Visual layout items:
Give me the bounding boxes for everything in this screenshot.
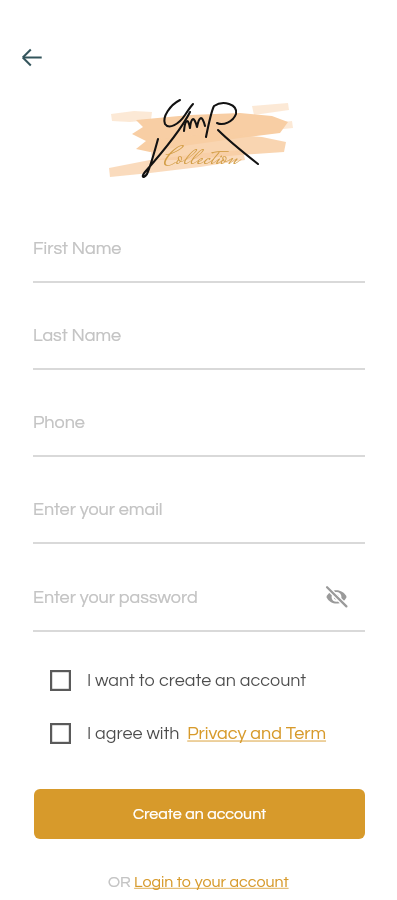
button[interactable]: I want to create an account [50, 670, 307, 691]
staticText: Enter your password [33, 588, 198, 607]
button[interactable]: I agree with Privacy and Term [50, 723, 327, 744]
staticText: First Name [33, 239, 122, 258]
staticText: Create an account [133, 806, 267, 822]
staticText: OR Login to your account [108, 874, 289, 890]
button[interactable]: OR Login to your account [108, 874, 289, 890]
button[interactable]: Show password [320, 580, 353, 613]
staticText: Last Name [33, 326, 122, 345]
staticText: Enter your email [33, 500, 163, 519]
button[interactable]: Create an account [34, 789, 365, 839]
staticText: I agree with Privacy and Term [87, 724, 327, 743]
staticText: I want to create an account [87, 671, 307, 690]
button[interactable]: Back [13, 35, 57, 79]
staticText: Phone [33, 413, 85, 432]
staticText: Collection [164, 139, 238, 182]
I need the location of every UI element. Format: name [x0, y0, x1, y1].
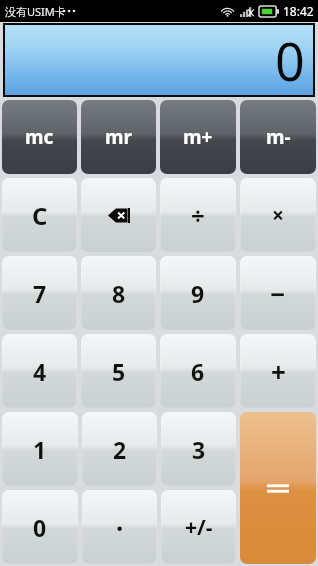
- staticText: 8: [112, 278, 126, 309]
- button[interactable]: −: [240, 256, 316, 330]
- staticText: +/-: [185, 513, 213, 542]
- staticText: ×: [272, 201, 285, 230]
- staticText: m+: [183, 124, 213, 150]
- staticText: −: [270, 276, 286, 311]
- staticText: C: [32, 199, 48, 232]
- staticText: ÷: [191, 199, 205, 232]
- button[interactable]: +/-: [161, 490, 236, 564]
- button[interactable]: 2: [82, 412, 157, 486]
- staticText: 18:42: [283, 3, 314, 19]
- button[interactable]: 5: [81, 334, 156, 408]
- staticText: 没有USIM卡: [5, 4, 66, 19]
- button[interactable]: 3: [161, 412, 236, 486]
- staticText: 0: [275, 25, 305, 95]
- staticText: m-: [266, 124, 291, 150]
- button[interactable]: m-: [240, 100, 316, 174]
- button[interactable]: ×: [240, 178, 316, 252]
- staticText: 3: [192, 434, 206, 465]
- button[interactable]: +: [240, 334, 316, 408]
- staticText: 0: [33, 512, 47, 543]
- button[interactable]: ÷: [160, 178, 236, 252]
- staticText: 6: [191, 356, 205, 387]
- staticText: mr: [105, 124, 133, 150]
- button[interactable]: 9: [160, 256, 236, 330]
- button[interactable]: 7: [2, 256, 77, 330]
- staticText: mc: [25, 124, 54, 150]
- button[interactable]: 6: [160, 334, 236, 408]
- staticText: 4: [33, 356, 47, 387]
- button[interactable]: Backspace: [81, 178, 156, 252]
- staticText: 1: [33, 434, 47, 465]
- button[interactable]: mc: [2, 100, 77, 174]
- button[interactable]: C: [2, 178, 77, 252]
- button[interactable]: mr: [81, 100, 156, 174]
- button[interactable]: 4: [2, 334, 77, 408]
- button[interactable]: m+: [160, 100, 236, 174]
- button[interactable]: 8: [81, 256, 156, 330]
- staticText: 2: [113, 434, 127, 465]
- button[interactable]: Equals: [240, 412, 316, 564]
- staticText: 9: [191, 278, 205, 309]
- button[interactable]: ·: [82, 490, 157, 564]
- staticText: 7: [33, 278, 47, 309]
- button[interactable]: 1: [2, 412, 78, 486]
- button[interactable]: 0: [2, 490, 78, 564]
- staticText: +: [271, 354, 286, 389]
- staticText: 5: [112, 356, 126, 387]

- [The task] Copy out the items above verbatim, everything from the line containing "- staticText: 8: [112, 278, 126, 309]" down to the line containing "- button[interactable]: 3: [161, 412, 236, 486]", with both of those lines included.

- [Written answer]
- staticText: 8: [112, 278, 126, 309]
- button[interactable]: −: [240, 256, 316, 330]
- staticText: +/-: [185, 513, 213, 542]
- staticText: ×: [272, 201, 285, 230]
- staticText: m+: [183, 124, 213, 150]
- staticText: −: [270, 276, 286, 311]
- staticText: C: [32, 199, 48, 232]
- staticText: ÷: [191, 199, 205, 232]
- button[interactable]: +/-: [161, 490, 236, 564]
- button[interactable]: 2: [82, 412, 157, 486]
- staticText: 18:42: [283, 3, 314, 19]
- button[interactable]: 5: [81, 334, 156, 408]
- staticText: 没有USIM卡: [5, 4, 66, 19]
- button[interactable]: 3: [161, 412, 236, 486]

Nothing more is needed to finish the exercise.